PROBLEM DESCRIPTION: Could you copy out all of the lines below exactly as they appear, leaving the pictures out of your answer?

*** RECORDS FOR THE TASK ***

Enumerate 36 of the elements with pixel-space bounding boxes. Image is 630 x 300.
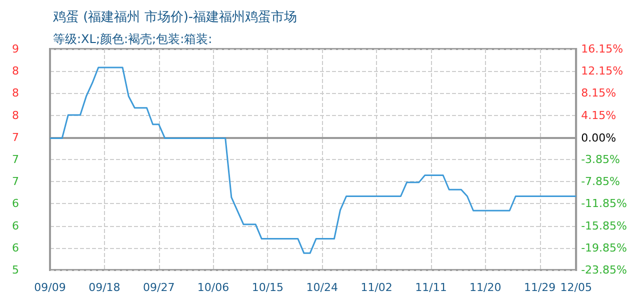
y-tick-label: -3.85% bbox=[581, 153, 620, 166]
x-tick-label: 10/06 bbox=[197, 281, 230, 294]
y2-tick-label: 6 bbox=[12, 219, 19, 232]
y-tick-label: -23.85% bbox=[581, 264, 628, 276]
x-tick-label: 11/02 bbox=[360, 281, 392, 294]
y2-tick-label: 8 bbox=[12, 108, 19, 122]
y2-tick-label: 7 bbox=[12, 153, 19, 166]
chart-subtitle: 等级:XL;颜色:褐壳;包装:箱装: bbox=[53, 32, 212, 46]
x-tick-label: 11/20 bbox=[470, 281, 502, 294]
y-tick-label: 4.15% bbox=[581, 108, 616, 122]
y-tick-label: 8.15% bbox=[581, 86, 616, 100]
y2-tick-label: 6 bbox=[12, 197, 19, 210]
y-tick-label: 16.15% bbox=[581, 42, 624, 56]
x-tick-label: 09/27 bbox=[142, 281, 175, 294]
y2-tick-label: 6 bbox=[12, 241, 19, 254]
y-tick-label: -19.85% bbox=[581, 241, 628, 254]
y2-tick-label: 9 bbox=[12, 42, 19, 56]
x-tick-label: 11/11 bbox=[415, 281, 447, 294]
y2-tick-label: 7 bbox=[12, 130, 19, 144]
y-tick-label: -7.85% bbox=[581, 175, 620, 188]
y-tick-label: 12.15% bbox=[581, 64, 624, 78]
y2-tick-label: 5 bbox=[12, 264, 19, 276]
x-tick-label: 10/24 bbox=[306, 281, 338, 294]
x-tick-label: 09/09 bbox=[34, 281, 66, 294]
line-series bbox=[49, 66, 577, 254]
y-tick-label: -15.85% bbox=[581, 219, 628, 232]
y2-tick-label: 8 bbox=[12, 64, 19, 78]
chart-title: 鸡蛋 (福建福州 市场价)-福建福州鸡蛋市场 bbox=[52, 10, 298, 25]
y-tick-label: -11.85% bbox=[581, 197, 628, 210]
x-tick-label: 12/05 bbox=[560, 281, 592, 294]
x-tick-label: 11/29 bbox=[524, 281, 556, 294]
x-tick-label: 10/15 bbox=[252, 281, 284, 294]
x-tick-label: 09/18 bbox=[88, 281, 120, 294]
y2-tick-label: 7 bbox=[12, 175, 19, 188]
y-tick-label: 0.00% bbox=[581, 132, 616, 145]
y2-tick-label: 8 bbox=[12, 86, 19, 100]
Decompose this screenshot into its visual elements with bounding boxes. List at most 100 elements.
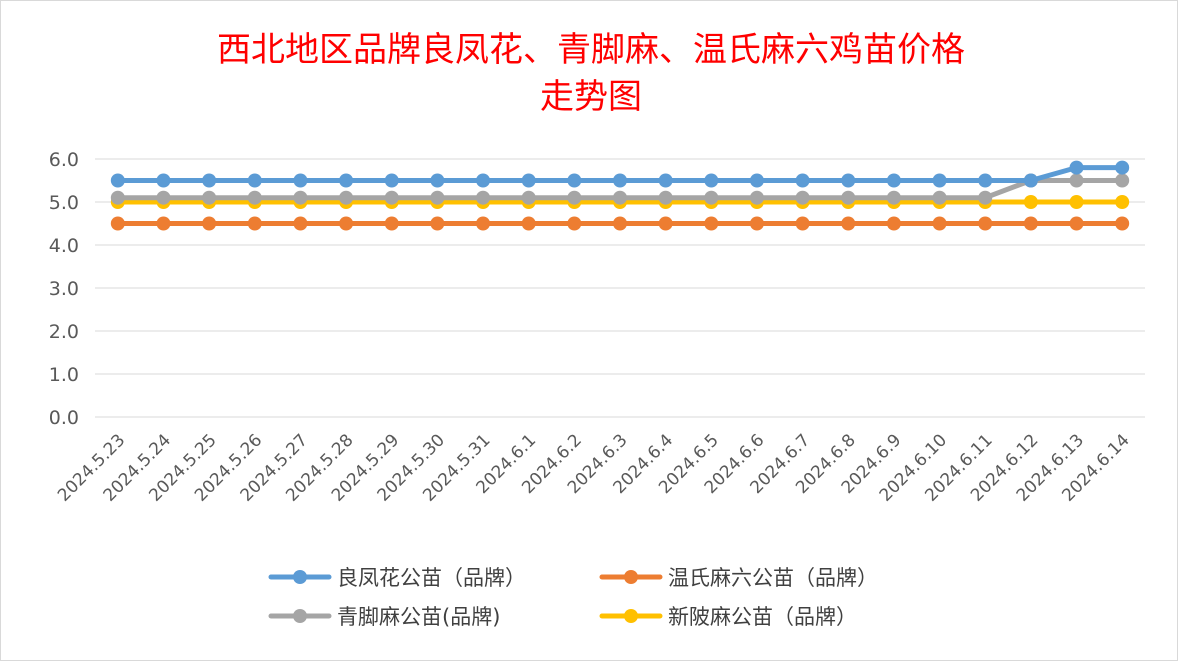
data-point — [384, 216, 399, 231]
legend-label: 青脚麻公苗(品牌) — [337, 605, 500, 629]
x-axis-ticks: 2024.5.232024.5.242024.5.252024.5.262024… — [54, 430, 1134, 505]
data-point — [521, 190, 536, 205]
data-point — [841, 173, 856, 188]
y-tick-label: 2.0 — [49, 321, 79, 343]
data-point — [886, 190, 901, 205]
data-point — [841, 190, 856, 205]
legend-entry: 新陂麻公苗（品牌） — [599, 605, 857, 629]
data-point — [384, 190, 399, 205]
data-point — [430, 190, 445, 205]
data-point — [1115, 173, 1130, 188]
data-point — [1023, 195, 1038, 209]
data-point — [1115, 160, 1130, 175]
data-point — [978, 173, 993, 188]
data-point — [202, 216, 217, 231]
data-point — [1069, 195, 1084, 209]
data-point — [476, 173, 491, 188]
data-point — [202, 173, 217, 188]
data-point — [795, 173, 810, 188]
data-point — [704, 190, 719, 205]
y-tick-label: 4.0 — [49, 235, 79, 257]
data-point — [795, 190, 810, 205]
data-point — [247, 190, 262, 205]
data-point — [110, 190, 125, 205]
data-point — [1069, 216, 1084, 231]
data-point — [567, 190, 582, 205]
data-point — [567, 216, 582, 231]
legend-entry: 温氏麻六公苗（品牌） — [599, 566, 878, 590]
data-point — [841, 216, 856, 231]
y-tick-label: 0.0 — [49, 407, 79, 429]
data-point — [339, 190, 354, 205]
data-point — [658, 173, 673, 188]
y-tick-label: 3.0 — [49, 278, 79, 300]
data-point — [932, 173, 947, 188]
legend: 良凤花公苗（品牌） 温氏麻六公苗（品牌） 青脚麻公苗(品牌) 新陂麻公苗（品牌） — [268, 566, 878, 629]
data-point — [613, 173, 627, 188]
data-point — [613, 190, 627, 205]
data-point — [704, 173, 719, 188]
legend-swatch-marker — [624, 570, 638, 584]
data-point — [202, 190, 217, 205]
data-point — [567, 173, 582, 188]
data-point — [1023, 216, 1038, 231]
legend-swatch-marker — [624, 609, 638, 623]
data-point — [247, 173, 262, 188]
legend-entry: 青脚麻公苗(品牌) — [268, 605, 500, 629]
data-point — [293, 216, 308, 231]
series-1 — [110, 216, 1130, 231]
legend-label: 良凤花公苗（品牌） — [337, 566, 526, 590]
data-point — [293, 190, 308, 205]
data-point — [339, 173, 354, 188]
legend-entry: 良凤花公苗（品牌） — [268, 566, 526, 590]
data-point — [749, 216, 764, 231]
data-point — [932, 190, 947, 205]
data-point — [886, 216, 901, 231]
legend-label: 温氏麻六公苗（品牌） — [668, 566, 878, 590]
data-point — [658, 190, 673, 205]
series-group — [110, 160, 1130, 231]
data-point — [521, 216, 536, 231]
y-axis-ticks: 0.0 1.0 2.0 3.0 4.0 5.0 6.0 — [49, 149, 79, 429]
data-point — [932, 216, 947, 231]
data-point — [1023, 173, 1038, 188]
data-point — [704, 216, 719, 231]
data-point — [658, 216, 673, 231]
legend-swatch-marker — [293, 609, 307, 623]
series-2 — [110, 173, 1130, 205]
y-tick-label: 6.0 — [49, 149, 79, 171]
data-point — [156, 216, 171, 231]
data-point — [886, 173, 901, 188]
data-point — [384, 173, 399, 188]
data-point — [1115, 195, 1130, 209]
data-point — [293, 173, 308, 188]
data-point — [476, 216, 491, 231]
chart-title: 西北地区品牌良凤花、青脚麻、温氏麻六鸡苗价格 走势图 — [217, 30, 965, 117]
data-point — [1069, 173, 1084, 188]
data-point — [749, 190, 764, 205]
data-point — [339, 216, 354, 231]
legend-label: 新陂麻公苗（品牌） — [668, 605, 857, 629]
y-tick-label: 1.0 — [49, 364, 79, 386]
legend-swatch-marker — [293, 570, 307, 584]
series-0 — [110, 160, 1130, 188]
data-point — [749, 173, 764, 188]
data-point — [430, 216, 445, 231]
data-point — [156, 173, 171, 188]
data-point — [978, 216, 993, 231]
data-point — [110, 173, 125, 188]
data-point — [110, 216, 125, 231]
data-point — [795, 216, 810, 231]
data-point — [156, 190, 171, 205]
data-point — [978, 190, 993, 205]
data-point — [521, 173, 536, 188]
data-point — [430, 173, 445, 188]
chart-title-line-1: 西北地区品牌良凤花、青脚麻、温氏麻六鸡苗价格 — [217, 30, 965, 70]
data-point — [247, 216, 262, 231]
chart-title-line-2: 走势图 — [540, 77, 642, 117]
y-tick-label: 5.0 — [49, 192, 79, 214]
data-point — [1069, 160, 1084, 175]
data-point — [476, 190, 491, 205]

***

CORRECT RESPONSE:
Enumerate 36 of the elements with pixel-space bounding boxes. Image is 630 x 300.
y-tick-label: -3.85% bbox=[581, 153, 620, 166]
x-tick-label: 10/06 bbox=[197, 281, 230, 294]
y2-tick-label: 6 bbox=[12, 219, 19, 232]
y-tick-label: -23.85% bbox=[581, 264, 628, 276]
x-tick-label: 11/02 bbox=[360, 281, 392, 294]
y2-tick-label: 8 bbox=[12, 108, 19, 122]
y2-tick-label: 7 bbox=[12, 153, 19, 166]
chart-subtitle: 等级:XL;颜色:褐壳;包装:箱装: bbox=[53, 32, 212, 46]
x-tick-label: 11/20 bbox=[470, 281, 502, 294]
y-tick-label: 4.15% bbox=[581, 108, 616, 122]
y-tick-label: 8.15% bbox=[581, 86, 616, 100]
y2-tick-label: 6 bbox=[12, 197, 19, 210]
y-tick-label: 16.15% bbox=[581, 42, 624, 56]
x-tick-label: 09/27 bbox=[142, 281, 175, 294]
y2-tick-label: 6 bbox=[12, 241, 19, 254]
y-tick-label: -19.85% bbox=[581, 241, 628, 254]
y2-tick-label: 9 bbox=[12, 42, 19, 56]
x-tick-label: 11/11 bbox=[415, 281, 447, 294]
y2-tick-label: 7 bbox=[12, 130, 19, 144]
y-tick-label: -7.85% bbox=[581, 175, 620, 188]
y-tick-label: 12.15% bbox=[581, 64, 624, 78]
y2-tick-label: 5 bbox=[12, 264, 19, 276]
x-tick-label: 10/24 bbox=[306, 281, 338, 294]
x-tick-label: 09/09 bbox=[34, 281, 66, 294]
line-series bbox=[49, 66, 577, 254]
y-tick-label: -15.85% bbox=[581, 219, 628, 232]
y2-tick-label: 8 bbox=[12, 64, 19, 78]
chart-title: 鸡蛋 (福建福州 市场价)-福建福州鸡蛋市场 bbox=[52, 10, 298, 25]
y-tick-label: -11.85% bbox=[581, 197, 628, 210]
x-tick-label: 12/05 bbox=[560, 281, 592, 294]
x-tick-label: 11/29 bbox=[524, 281, 556, 294]
x-tick-label: 10/15 bbox=[252, 281, 284, 294]
x-tick-label: 09/18 bbox=[88, 281, 120, 294]
y2-tick-label: 7 bbox=[12, 175, 19, 188]
y-tick-label: 0.00% bbox=[581, 132, 616, 145]
y2-tick-label: 8 bbox=[12, 86, 19, 100]
Decompose this screenshot into its visual elements with bounding boxes. List at most 100 elements.
data-point — [384, 216, 399, 231]
legend-label: 青脚麻公苗(品牌) — [337, 605, 500, 629]
x-axis-ticks: 2024.5.232024.5.242024.5.252024.5.262024… — [54, 430, 1134, 505]
data-point — [521, 190, 536, 205]
data-point — [841, 173, 856, 188]
y-tick-label: 2.0 — [49, 321, 79, 343]
data-point — [886, 190, 901, 205]
data-point — [841, 190, 856, 205]
legend-entry: 新陂麻公苗（品牌） — [599, 605, 857, 629]
data-point — [384, 190, 399, 205]
data-point — [430, 190, 445, 205]
data-point — [1115, 173, 1130, 188]
data-point — [1023, 195, 1038, 209]
data-point — [1115, 160, 1130, 175]
data-point — [978, 173, 993, 188]
data-point — [202, 216, 217, 231]
data-point — [1069, 195, 1084, 209]
data-point — [476, 173, 491, 188]
data-point — [202, 173, 217, 188]
data-point — [795, 173, 810, 188]
data-point — [704, 190, 719, 205]
y-tick-label: 4.0 — [49, 235, 79, 257]
data-point — [795, 190, 810, 205]
data-point — [247, 190, 262, 205]
data-point — [110, 190, 125, 205]
data-point — [1069, 216, 1084, 231]
data-point — [567, 190, 582, 205]
data-point — [567, 216, 582, 231]
legend-entry: 温氏麻六公苗（品牌） — [599, 566, 878, 590]
data-point — [841, 216, 856, 231]
y-tick-label: 0.0 — [49, 407, 79, 429]
data-point — [339, 190, 354, 205]
data-point — [658, 173, 673, 188]
y-tick-label: 3.0 — [49, 278, 79, 300]
data-point — [932, 173, 947, 188]
legend: 良凤花公苗（品牌） 温氏麻六公苗（品牌） 青脚麻公苗(品牌) 新陂麻公苗（品牌） — [268, 566, 878, 629]
data-point — [613, 173, 627, 188]
data-point — [613, 190, 627, 205]
data-point — [704, 173, 719, 188]
legend-swatch-marker — [624, 570, 638, 584]
data-point — [202, 190, 217, 205]
data-point — [567, 173, 582, 188]
data-point — [1023, 216, 1038, 231]
legend-swatch-marker — [624, 609, 638, 623]
data-point — [247, 173, 262, 188]
legend-entry: 青脚麻公苗(品牌) — [268, 605, 500, 629]
data-point — [293, 216, 308, 231]
series-1 — [110, 216, 1130, 231]
legend-label: 良凤花公苗（品牌） — [337, 566, 526, 590]
data-point — [293, 190, 308, 205]
data-point — [339, 173, 354, 188]
legend-entry: 良凤花公苗（品牌） — [268, 566, 526, 590]
data-point — [749, 216, 764, 231]
data-point — [932, 190, 947, 205]
data-point — [886, 216, 901, 231]
legend-label: 温氏麻六公苗（品牌） — [668, 566, 878, 590]
data-point — [658, 190, 673, 205]
series-group — [110, 160, 1130, 231]
data-point — [521, 216, 536, 231]
y-axis-ticks: 0.0 1.0 2.0 3.0 4.0 5.0 6.0 — [49, 149, 79, 429]
data-point — [932, 216, 947, 231]
data-point — [1023, 173, 1038, 188]
data-point — [704, 216, 719, 231]
data-point — [658, 216, 673, 231]
legend-swatch-marker — [293, 609, 307, 623]
series-2 — [110, 173, 1130, 205]
y-tick-label: 6.0 — [49, 149, 79, 171]
data-point — [156, 216, 171, 231]
data-point — [886, 173, 901, 188]
data-point — [384, 173, 399, 188]
data-point — [1115, 195, 1130, 209]
data-point — [293, 173, 308, 188]
data-point — [476, 216, 491, 231]
chart-title: 西北地区品牌良凤花、青脚麻、温氏麻六鸡苗价格 走势图 — [217, 30, 965, 117]
data-point — [1069, 173, 1084, 188]
data-point — [749, 190, 764, 205]
data-point — [339, 216, 354, 231]
legend-label: 新陂麻公苗（品牌） — [668, 605, 857, 629]
y-tick-label: 1.0 — [49, 364, 79, 386]
legend-swatch-marker — [293, 570, 307, 584]
series-0 — [110, 160, 1130, 188]
data-point — [749, 173, 764, 188]
data-point — [430, 216, 445, 231]
data-point — [156, 173, 171, 188]
data-point — [978, 216, 993, 231]
data-point — [110, 173, 125, 188]
data-point — [110, 216, 125, 231]
data-point — [795, 216, 810, 231]
data-point — [156, 190, 171, 205]
data-point — [978, 190, 993, 205]
data-point — [521, 173, 536, 188]
data-point — [430, 173, 445, 188]
chart-title-line-1: 西北地区品牌良凤花、青脚麻、温氏麻六鸡苗价格 — [217, 30, 965, 70]
data-point — [247, 216, 262, 231]
chart-title-line-2: 走势图 — [540, 77, 642, 117]
y-tick-label: 5.0 — [49, 192, 79, 214]
data-point — [1069, 160, 1084, 175]
data-point — [476, 190, 491, 205]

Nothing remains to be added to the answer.